What the task requires: The records below hold pictures; please leave those out and retype the rest exactly.

Record extracts:

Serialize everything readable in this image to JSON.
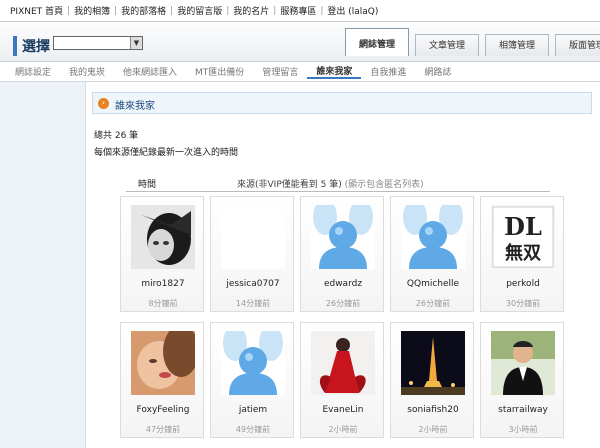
{
  "topbar": {
    "links": [
      "PIXNET 首頁",
      "我的相簿",
      "我的部落格",
      "我的留言版",
      "我的名片",
      "服務專區",
      "登出 (lalaQ)"
    ]
  },
  "header": {
    "select_label": "選擇",
    "select_value": "",
    "tabs": [
      {
        "label": "網誌管理",
        "active": true
      },
      {
        "label": "文章管理",
        "active": false
      },
      {
        "label": "相簿管理",
        "active": false
      },
      {
        "label": "版面管理",
        "active": false
      }
    ]
  },
  "subnav": {
    "items": [
      {
        "label": "網誌設定",
        "active": false
      },
      {
        "label": "我的鬼崁",
        "active": false
      },
      {
        "label": "他來網誌匯入",
        "active": false
      },
      {
        "label": "MT匯出備份",
        "active": false
      },
      {
        "label": "管理留言",
        "active": false
      },
      {
        "label": "誰來我家",
        "active": true
      },
      {
        "label": "自我推進",
        "active": false
      },
      {
        "label": "網路誌",
        "active": false
      }
    ]
  },
  "main": {
    "title": "誰來我家",
    "total": "總共 26 筆",
    "note": "每個來源僅紀錄最新一次進入的時間",
    "col_time": "時間",
    "col_source": "來源(非VIP僅能看到 5 筆)",
    "col_source_note": "(顯示包含匿名列表)"
  },
  "colors": {
    "accent": "#3a78c2",
    "title_icon": "#e8821e",
    "sidebar_bg": "#edf2f7"
  },
  "visitors": [
    {
      "name": "miro1827",
      "time": "8分鐘前",
      "avatar": "bw-portrait"
    },
    {
      "name": "jessica0707",
      "time": "14分鐘前",
      "avatar": "blank"
    },
    {
      "name": "edwardz",
      "time": "26分鐘前",
      "avatar": "default-avatar"
    },
    {
      "name": "QQmichelle",
      "time": "26分鐘前",
      "avatar": "default-avatar"
    },
    {
      "name": "perkold",
      "time": "30分鐘前",
      "avatar": "dl-logo"
    },
    {
      "name": "FoxyFeeling",
      "time": "47分鐘前",
      "avatar": "blurred-face"
    },
    {
      "name": "jatiem",
      "time": "49分鐘前",
      "avatar": "default-avatar"
    },
    {
      "name": "EvaneLin",
      "time": "2小時前",
      "avatar": "red-dress"
    },
    {
      "name": "soniafish20",
      "time": "2小時前",
      "avatar": "eiffel-night"
    },
    {
      "name": "starrailway",
      "time": "3小時前",
      "avatar": "graduate"
    }
  ],
  "dl_logo_text": {
    "top": "DL",
    "bottom": "無双"
  }
}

Written answer:
Serialize everything readable in this image to JSON.
{
  "topbar": {
    "links": [
      "PIXNET 首頁",
      "我的相簿",
      "我的部落格",
      "我的留言版",
      "我的名片",
      "服務專區",
      "登出 (lalaQ)"
    ]
  },
  "header": {
    "select_label": "選擇",
    "select_value": "",
    "tabs": [
      {
        "label": "網誌管理",
        "active": true
      },
      {
        "label": "文章管理",
        "active": false
      },
      {
        "label": "相簿管理",
        "active": false
      },
      {
        "label": "版面管理",
        "active": false
      }
    ]
  },
  "subnav": {
    "items": [
      {
        "label": "網誌設定",
        "active": false
      },
      {
        "label": "我的鬼崁",
        "active": false
      },
      {
        "label": "他來網誌匯入",
        "active": false
      },
      {
        "label": "MT匯出備份",
        "active": false
      },
      {
        "label": "管理留言",
        "active": false
      },
      {
        "label": "誰來我家",
        "active": true
      },
      {
        "label": "自我推進",
        "active": false
      },
      {
        "label": "網路誌",
        "active": false
      }
    ]
  },
  "main": {
    "title": "誰來我家",
    "total": "總共 26 筆",
    "note": "每個來源僅紀錄最新一次進入的時間",
    "col_time": "時間",
    "col_source": "來源(非VIP僅能看到 5 筆)",
    "col_source_note": "(顯示包含匿名列表)"
  },
  "colors": {
    "accent": "#3a78c2",
    "title_icon": "#e8821e",
    "sidebar_bg": "#edf2f7"
  },
  "visitors": [
    {
      "name": "miro1827",
      "time": "8分鐘前",
      "avatar": "bw-portrait"
    },
    {
      "name": "jessica0707",
      "time": "14分鐘前",
      "avatar": "blank"
    },
    {
      "name": "edwardz",
      "time": "26分鐘前",
      "avatar": "default-avatar"
    },
    {
      "name": "QQmichelle",
      "time": "26分鐘前",
      "avatar": "default-avatar"
    },
    {
      "name": "perkold",
      "time": "30分鐘前",
      "avatar": "dl-logo"
    },
    {
      "name": "FoxyFeeling",
      "time": "47分鐘前",
      "avatar": "blurred-face"
    },
    {
      "name": "jatiem",
      "time": "49分鐘前",
      "avatar": "default-avatar"
    },
    {
      "name": "EvaneLin",
      "time": "2小時前",
      "avatar": "red-dress"
    },
    {
      "name": "soniafish20",
      "time": "2小時前",
      "avatar": "eiffel-night"
    },
    {
      "name": "starrailway",
      "time": "3小時前",
      "avatar": "graduate"
    }
  ],
  "dl_logo_text": {
    "top": "DL",
    "bottom": "無双"
  }
}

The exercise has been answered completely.